Work to complete:
Extract every line of the material below and reproduce it faithfully.

Listed entries:
• • •

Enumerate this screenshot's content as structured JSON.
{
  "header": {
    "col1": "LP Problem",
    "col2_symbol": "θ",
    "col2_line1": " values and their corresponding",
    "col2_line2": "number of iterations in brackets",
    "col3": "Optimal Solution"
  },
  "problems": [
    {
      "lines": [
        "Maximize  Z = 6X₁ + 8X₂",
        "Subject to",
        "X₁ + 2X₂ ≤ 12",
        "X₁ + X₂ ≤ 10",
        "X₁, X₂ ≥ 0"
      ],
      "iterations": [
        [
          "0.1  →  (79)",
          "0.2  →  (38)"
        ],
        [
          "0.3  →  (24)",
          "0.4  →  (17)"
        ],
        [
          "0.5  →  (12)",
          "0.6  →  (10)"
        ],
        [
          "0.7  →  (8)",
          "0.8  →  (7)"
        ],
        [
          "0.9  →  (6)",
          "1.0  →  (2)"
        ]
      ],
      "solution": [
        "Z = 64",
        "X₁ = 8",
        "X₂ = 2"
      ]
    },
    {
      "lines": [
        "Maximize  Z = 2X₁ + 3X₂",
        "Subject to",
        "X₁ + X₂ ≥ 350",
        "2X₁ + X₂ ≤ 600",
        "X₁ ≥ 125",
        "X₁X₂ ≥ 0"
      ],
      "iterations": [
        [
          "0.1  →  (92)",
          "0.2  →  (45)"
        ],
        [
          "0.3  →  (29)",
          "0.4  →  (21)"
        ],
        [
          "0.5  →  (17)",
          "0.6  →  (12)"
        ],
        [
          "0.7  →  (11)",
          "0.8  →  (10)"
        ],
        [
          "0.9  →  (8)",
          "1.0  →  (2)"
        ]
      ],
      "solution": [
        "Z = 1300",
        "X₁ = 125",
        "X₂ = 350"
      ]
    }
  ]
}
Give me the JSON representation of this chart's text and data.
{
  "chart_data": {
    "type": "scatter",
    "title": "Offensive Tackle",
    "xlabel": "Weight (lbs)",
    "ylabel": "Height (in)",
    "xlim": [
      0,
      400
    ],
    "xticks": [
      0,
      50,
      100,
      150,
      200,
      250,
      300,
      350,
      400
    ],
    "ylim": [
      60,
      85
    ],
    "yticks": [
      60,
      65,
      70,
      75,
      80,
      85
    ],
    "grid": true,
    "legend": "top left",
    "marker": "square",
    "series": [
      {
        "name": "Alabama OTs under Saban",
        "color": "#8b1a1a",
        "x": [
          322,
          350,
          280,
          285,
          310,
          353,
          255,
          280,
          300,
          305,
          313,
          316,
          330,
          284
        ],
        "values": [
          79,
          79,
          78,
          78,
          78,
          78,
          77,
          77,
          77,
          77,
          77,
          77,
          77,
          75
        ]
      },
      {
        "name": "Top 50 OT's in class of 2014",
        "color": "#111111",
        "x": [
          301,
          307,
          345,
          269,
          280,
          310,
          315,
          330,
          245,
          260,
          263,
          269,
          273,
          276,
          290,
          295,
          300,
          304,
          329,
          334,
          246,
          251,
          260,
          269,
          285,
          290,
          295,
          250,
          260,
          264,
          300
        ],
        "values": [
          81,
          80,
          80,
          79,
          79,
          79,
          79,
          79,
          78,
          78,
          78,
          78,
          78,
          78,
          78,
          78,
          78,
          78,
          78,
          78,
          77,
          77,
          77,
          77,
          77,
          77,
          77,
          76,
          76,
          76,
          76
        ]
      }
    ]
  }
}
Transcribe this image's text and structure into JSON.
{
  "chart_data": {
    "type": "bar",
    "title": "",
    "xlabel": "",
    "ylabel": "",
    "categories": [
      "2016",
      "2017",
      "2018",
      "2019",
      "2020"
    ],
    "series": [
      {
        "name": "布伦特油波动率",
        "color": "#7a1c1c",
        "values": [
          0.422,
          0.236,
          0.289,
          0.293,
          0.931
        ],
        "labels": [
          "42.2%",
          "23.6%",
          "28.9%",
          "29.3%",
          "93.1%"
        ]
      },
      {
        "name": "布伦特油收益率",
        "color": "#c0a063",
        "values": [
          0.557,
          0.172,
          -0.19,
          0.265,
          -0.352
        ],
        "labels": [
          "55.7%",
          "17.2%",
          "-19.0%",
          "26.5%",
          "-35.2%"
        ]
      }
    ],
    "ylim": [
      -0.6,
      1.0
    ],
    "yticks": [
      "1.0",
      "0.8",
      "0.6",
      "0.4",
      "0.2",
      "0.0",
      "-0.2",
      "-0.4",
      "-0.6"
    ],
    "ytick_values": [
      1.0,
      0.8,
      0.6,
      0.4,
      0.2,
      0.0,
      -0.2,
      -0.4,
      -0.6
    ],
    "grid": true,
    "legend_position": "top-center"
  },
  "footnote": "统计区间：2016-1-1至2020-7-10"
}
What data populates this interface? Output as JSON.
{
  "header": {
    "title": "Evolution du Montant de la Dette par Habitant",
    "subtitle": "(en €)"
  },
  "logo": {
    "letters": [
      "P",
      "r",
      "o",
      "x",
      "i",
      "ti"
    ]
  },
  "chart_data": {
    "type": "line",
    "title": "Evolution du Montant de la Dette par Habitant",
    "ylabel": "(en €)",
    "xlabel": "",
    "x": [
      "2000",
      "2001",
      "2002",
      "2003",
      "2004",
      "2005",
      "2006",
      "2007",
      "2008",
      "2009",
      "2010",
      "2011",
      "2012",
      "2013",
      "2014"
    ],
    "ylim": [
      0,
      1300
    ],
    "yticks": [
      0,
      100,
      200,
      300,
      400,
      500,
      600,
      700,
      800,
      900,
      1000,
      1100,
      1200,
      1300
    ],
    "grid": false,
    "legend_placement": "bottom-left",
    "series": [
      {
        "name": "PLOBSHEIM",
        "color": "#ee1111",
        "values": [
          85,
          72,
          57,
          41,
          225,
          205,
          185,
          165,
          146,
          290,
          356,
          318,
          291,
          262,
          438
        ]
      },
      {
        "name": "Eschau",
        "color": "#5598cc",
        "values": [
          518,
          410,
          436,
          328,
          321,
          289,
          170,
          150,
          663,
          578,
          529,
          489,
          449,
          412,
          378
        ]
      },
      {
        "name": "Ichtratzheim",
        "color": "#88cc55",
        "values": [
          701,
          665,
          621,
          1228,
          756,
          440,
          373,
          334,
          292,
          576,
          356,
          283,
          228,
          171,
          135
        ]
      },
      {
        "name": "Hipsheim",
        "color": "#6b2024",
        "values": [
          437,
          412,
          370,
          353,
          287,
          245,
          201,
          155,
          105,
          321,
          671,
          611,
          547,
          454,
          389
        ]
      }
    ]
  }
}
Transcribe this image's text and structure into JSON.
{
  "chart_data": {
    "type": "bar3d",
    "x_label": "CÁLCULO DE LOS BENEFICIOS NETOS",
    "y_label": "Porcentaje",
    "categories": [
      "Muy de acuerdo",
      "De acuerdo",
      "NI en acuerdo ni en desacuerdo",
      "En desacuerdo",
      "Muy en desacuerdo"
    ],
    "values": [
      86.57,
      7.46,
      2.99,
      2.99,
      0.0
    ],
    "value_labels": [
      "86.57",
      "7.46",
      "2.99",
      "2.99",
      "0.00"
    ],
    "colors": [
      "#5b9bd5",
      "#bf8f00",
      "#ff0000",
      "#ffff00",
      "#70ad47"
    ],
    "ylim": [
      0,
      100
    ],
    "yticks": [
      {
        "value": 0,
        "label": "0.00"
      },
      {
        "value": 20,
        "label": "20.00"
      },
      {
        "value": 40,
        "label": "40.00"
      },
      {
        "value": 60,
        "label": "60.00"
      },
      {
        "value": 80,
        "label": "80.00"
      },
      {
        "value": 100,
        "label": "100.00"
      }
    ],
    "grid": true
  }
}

• • •

Answer below:
Enumerate this screenshot's content as structured JSON.
{
  "header": {
    "col1": "LP Problem",
    "col2_symbol": "θ",
    "col2_line1": " values and their corresponding",
    "col2_line2": "number of iterations in brackets",
    "col3": "Optimal Solution"
  },
  "problems": [
    {
      "lines": [
        "Maximize  Z = 6X₁ + 8X₂",
        "Subject to",
        "X₁ + 2X₂ ≤ 12",
        "X₁ + X₂ ≤ 10",
        "X₁, X₂ ≥ 0"
      ],
      "iterations": [
        [
          "0.1  →  (79)",
          "0.2  →  (38)"
        ],
        [
          "0.3  →  (24)",
          "0.4  →  (17)"
        ],
        [
          "0.5  →  (12)",
          "0.6  →  (10)"
        ],
        [
          "0.7  →  (8)",
          "0.8  →  (7)"
        ],
        [
          "0.9  →  (6)",
          "1.0  →  (2)"
        ]
      ],
      "solution": [
        "Z = 64",
        "X₁ = 8",
        "X₂ = 2"
      ]
    },
    {
      "lines": [
        "Maximize  Z = 2X₁ + 3X₂",
        "Subject to",
        "X₁ + X₂ ≥ 350",
        "2X₁ + X₂ ≤ 600",
        "X₁ ≥ 125",
        "X₁X₂ ≥ 0"
      ],
      "iterations": [
        [
          "0.1  →  (92)",
          "0.2  →  (45)"
        ],
        [
          "0.3  →  (29)",
          "0.4  →  (21)"
        ],
        [
          "0.5  →  (17)",
          "0.6  →  (12)"
        ],
        [
          "0.7  →  (11)",
          "0.8  →  (10)"
        ],
        [
          "0.9  →  (8)",
          "1.0  →  (2)"
        ]
      ],
      "solution": [
        "Z = 1300",
        "X₁ = 125",
        "X₂ = 350"
      ]
    }
  ]
}
Give me the JSON representation of this chart's text and data.
{
  "chart_data": {
    "type": "scatter",
    "title": "Offensive Tackle",
    "xlabel": "Weight (lbs)",
    "ylabel": "Height (in)",
    "xlim": [
      0,
      400
    ],
    "xticks": [
      0,
      50,
      100,
      150,
      200,
      250,
      300,
      350,
      400
    ],
    "ylim": [
      60,
      85
    ],
    "yticks": [
      60,
      65,
      70,
      75,
      80,
      85
    ],
    "grid": true,
    "legend": "top left",
    "marker": "square",
    "series": [
      {
        "name": "Alabama OTs under Saban",
        "color": "#8b1a1a",
        "x": [
          322,
          350,
          280,
          285,
          310,
          353,
          255,
          280,
          300,
          305,
          313,
          316,
          330,
          284
        ],
        "values": [
          79,
          79,
          78,
          78,
          78,
          78,
          77,
          77,
          77,
          77,
          77,
          77,
          77,
          75
        ]
      },
      {
        "name": "Top 50 OT's in class of 2014",
        "color": "#111111",
        "x": [
          301,
          307,
          345,
          269,
          280,
          310,
          315,
          330,
          245,
          260,
          263,
          269,
          273,
          276,
          290,
          295,
          300,
          304,
          329,
          334,
          246,
          251,
          260,
          269,
          285,
          290,
          295,
          250,
          260,
          264,
          300
        ],
        "values": [
          81,
          80,
          80,
          79,
          79,
          79,
          79,
          79,
          78,
          78,
          78,
          78,
          78,
          78,
          78,
          78,
          78,
          78,
          78,
          78,
          77,
          77,
          77,
          77,
          77,
          77,
          77,
          76,
          76,
          76,
          76
        ]
      }
    ]
  }
}
Transcribe this image's text and structure into JSON.
{
  "chart_data": {
    "type": "bar",
    "title": "",
    "xlabel": "",
    "ylabel": "",
    "categories": [
      "2016",
      "2017",
      "2018",
      "2019",
      "2020"
    ],
    "series": [
      {
        "name": "布伦特油波动率",
        "color": "#7a1c1c",
        "values": [
          0.422,
          0.236,
          0.289,
          0.293,
          0.931
        ],
        "labels": [
          "42.2%",
          "23.6%",
          "28.9%",
          "29.3%",
          "93.1%"
        ]
      },
      {
        "name": "布伦特油收益率",
        "color": "#c0a063",
        "values": [
          0.557,
          0.172,
          -0.19,
          0.265,
          -0.352
        ],
        "labels": [
          "55.7%",
          "17.2%",
          "-19.0%",
          "26.5%",
          "-35.2%"
        ]
      }
    ],
    "ylim": [
      -0.6,
      1.0
    ],
    "yticks": [
      "1.0",
      "0.8",
      "0.6",
      "0.4",
      "0.2",
      "0.0",
      "-0.2",
      "-0.4",
      "-0.6"
    ],
    "ytick_values": [
      1.0,
      0.8,
      0.6,
      0.4,
      0.2,
      0.0,
      -0.2,
      -0.4,
      -0.6
    ],
    "grid": true,
    "legend_position": "top-center"
  },
  "footnote": "统计区间：2016-1-1至2020-7-10"
}
What data populates this interface? Output as JSON.
{
  "header": {
    "title": "Evolution du Montant de la Dette par Habitant",
    "subtitle": "(en €)"
  },
  "logo": {
    "letters": [
      "P",
      "r",
      "o",
      "x",
      "i",
      "ti"
    ]
  },
  "chart_data": {
    "type": "line",
    "title": "Evolution du Montant de la Dette par Habitant",
    "ylabel": "(en €)",
    "xlabel": "",
    "x": [
      "2000",
      "2001",
      "2002",
      "2003",
      "2004",
      "2005",
      "2006",
      "2007",
      "2008",
      "2009",
      "2010",
      "2011",
      "2012",
      "2013",
      "2014"
    ],
    "ylim": [
      0,
      1300
    ],
    "yticks": [
      0,
      100,
      200,
      300,
      400,
      500,
      600,
      700,
      800,
      900,
      1000,
      1100,
      1200,
      1300
    ],
    "grid": false,
    "legend_placement": "bottom-left",
    "series": [
      {
        "name": "PLOBSHEIM",
        "color": "#ee1111",
        "values": [
          85,
          72,
          57,
          41,
          225,
          205,
          185,
          165,
          146,
          290,
          356,
          318,
          291,
          262,
          438
        ]
      },
      {
        "name": "Eschau",
        "color": "#5598cc",
        "values": [
          518,
          410,
          436,
          328,
          321,
          289,
          170,
          150,
          663,
          578,
          529,
          489,
          449,
          412,
          378
        ]
      },
      {
        "name": "Ichtratzheim",
        "color": "#88cc55",
        "values": [
          701,
          665,
          621,
          1228,
          756,
          440,
          373,
          334,
          292,
          576,
          356,
          283,
          228,
          171,
          135
        ]
      },
      {
        "name": "Hipsheim",
        "color": "#6b2024",
        "values": [
          437,
          412,
          370,
          353,
          287,
          245,
          201,
          155,
          105,
          321,
          671,
          611,
          547,
          454,
          389
        ]
      }
    ]
  }
}
Transcribe this image's text and structure into JSON.
{
  "chart_data": {
    "type": "bar3d",
    "x_label": "CÁLCULO DE LOS BENEFICIOS NETOS",
    "y_label": "Porcentaje",
    "categories": [
      "Muy de acuerdo",
      "De acuerdo",
      "NI en acuerdo ni en desacuerdo",
      "En desacuerdo",
      "Muy en desacuerdo"
    ],
    "values": [
      86.57,
      7.46,
      2.99,
      2.99,
      0.0
    ],
    "value_labels": [
      "86.57",
      "7.46",
      "2.99",
      "2.99",
      "0.00"
    ],
    "colors": [
      "#5b9bd5",
      "#bf8f00",
      "#ff0000",
      "#ffff00",
      "#70ad47"
    ],
    "ylim": [
      0,
      100
    ],
    "yticks": [
      {
        "value": 0,
        "label": "0.00"
      },
      {
        "value": 20,
        "label": "20.00"
      },
      {
        "value": 40,
        "label": "40.00"
      },
      {
        "value": 60,
        "label": "60.00"
      },
      {
        "value": 80,
        "label": "80.00"
      },
      {
        "value": 100,
        "label": "100.00"
      }
    ],
    "grid": true
  }
}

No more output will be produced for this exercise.